**WORK INSTRUCTIONS**
Make an exact copy of the entries below with the pictures removed.
──────── LISTING ────────
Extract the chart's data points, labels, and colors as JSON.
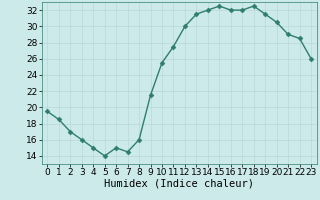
{
  "x": [
    0,
    1,
    2,
    3,
    4,
    5,
    6,
    7,
    8,
    9,
    10,
    11,
    12,
    13,
    14,
    15,
    16,
    17,
    18,
    19,
    20,
    21,
    22,
    23
  ],
  "y": [
    19.5,
    18.5,
    17.0,
    16.0,
    15.0,
    14.0,
    15.0,
    14.5,
    16.0,
    21.5,
    25.5,
    27.5,
    30.0,
    31.5,
    32.0,
    32.5,
    32.0,
    32.0,
    32.5,
    31.5,
    30.5,
    29.0,
    28.5,
    26.0
  ],
  "line_color": "#2e7d6e",
  "marker": "D",
  "marker_size": 2.5,
  "bg_color": "#cdeaea",
  "grid_color": "#b8d8d6",
  "xlabel": "Humidex (Indice chaleur)",
  "xlim": [
    -0.5,
    23.5
  ],
  "ylim": [
    13,
    33
  ],
  "yticks": [
    14,
    16,
    18,
    20,
    22,
    24,
    26,
    28,
    30,
    32
  ],
  "xticks": [
    0,
    1,
    2,
    3,
    4,
    5,
    6,
    7,
    8,
    9,
    10,
    11,
    12,
    13,
    14,
    15,
    16,
    17,
    18,
    19,
    20,
    21,
    22,
    23
  ],
  "tick_fontsize": 6.5,
  "xlabel_fontsize": 7.5,
  "line_width": 1.0
}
────────
**EXERCISE RESPONSE**
Extract the chart's data points, labels, and colors as JSON.
{
  "x": [
    0,
    1,
    2,
    3,
    4,
    5,
    6,
    7,
    8,
    9,
    10,
    11,
    12,
    13,
    14,
    15,
    16,
    17,
    18,
    19,
    20,
    21,
    22,
    23
  ],
  "y": [
    19.5,
    18.5,
    17.0,
    16.0,
    15.0,
    14.0,
    15.0,
    14.5,
    16.0,
    21.5,
    25.5,
    27.5,
    30.0,
    31.5,
    32.0,
    32.5,
    32.0,
    32.0,
    32.5,
    31.5,
    30.5,
    29.0,
    28.5,
    26.0
  ],
  "line_color": "#2e7d6e",
  "marker": "D",
  "marker_size": 2.5,
  "bg_color": "#cdeaea",
  "grid_color": "#b8d8d6",
  "xlabel": "Humidex (Indice chaleur)",
  "xlim": [
    -0.5,
    23.5
  ],
  "ylim": [
    13,
    33
  ],
  "yticks": [
    14,
    16,
    18,
    20,
    22,
    24,
    26,
    28,
    30,
    32
  ],
  "xticks": [
    0,
    1,
    2,
    3,
    4,
    5,
    6,
    7,
    8,
    9,
    10,
    11,
    12,
    13,
    14,
    15,
    16,
    17,
    18,
    19,
    20,
    21,
    22,
    23
  ],
  "tick_fontsize": 6.5,
  "xlabel_fontsize": 7.5,
  "line_width": 1.0
}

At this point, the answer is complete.